■ **Work required**:
Copy out the entries below in full and exactly.

○ ○ ○

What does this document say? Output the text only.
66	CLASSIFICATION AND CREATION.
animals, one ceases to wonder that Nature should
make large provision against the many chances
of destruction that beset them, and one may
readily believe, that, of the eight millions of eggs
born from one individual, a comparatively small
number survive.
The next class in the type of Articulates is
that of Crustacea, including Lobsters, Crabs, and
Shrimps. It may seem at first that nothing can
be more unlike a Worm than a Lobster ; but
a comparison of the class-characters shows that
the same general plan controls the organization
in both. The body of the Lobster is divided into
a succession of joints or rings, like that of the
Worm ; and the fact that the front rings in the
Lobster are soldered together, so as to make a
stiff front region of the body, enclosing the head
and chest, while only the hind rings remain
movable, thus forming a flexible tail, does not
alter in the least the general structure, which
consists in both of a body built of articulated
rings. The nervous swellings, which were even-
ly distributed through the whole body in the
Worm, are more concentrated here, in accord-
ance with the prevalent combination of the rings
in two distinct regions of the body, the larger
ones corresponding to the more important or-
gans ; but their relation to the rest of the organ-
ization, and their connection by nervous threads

○ ○ ○

■ **Output of the task**:
What does this document say? Output the text only.
66	CLASSIFICATION AND CREATION.
animals, one ceases to wonder that Nature should
make large provision against the many chances
of destruction that beset them, and one may
readily believe, that, of the eight millions of eggs
born from one individual, a comparatively small
number survive.
The next class in the type of Articulates is
that of Crustacea, including Lobsters, Crabs, and
Shrimps. It may seem at first that nothing can
be more unlike a Worm than a Lobster ; but
a comparison of the class-characters shows that
the same general plan controls the organization
in both. The body of the Lobster is divided into
a succession of joints or rings, like that of the
Worm ; and the fact that the front rings in the
Lobster are soldered together, so as to make a
stiff front region of the body, enclosing the head
and chest, while only the hind rings remain
movable, thus forming a flexible tail, does not
alter in the least the general structure, which
consists in both of a body built of articulated
rings. The nervous swellings, which were even-
ly distributed through the whole body in the
Worm, are more concentrated here, in accord-
ance with the prevalent combination of the rings
in two distinct regions of the body, the larger
ones corresponding to the more important or-
gans ; but their relation to the rest of the organ-
ization, and their connection by nervous threads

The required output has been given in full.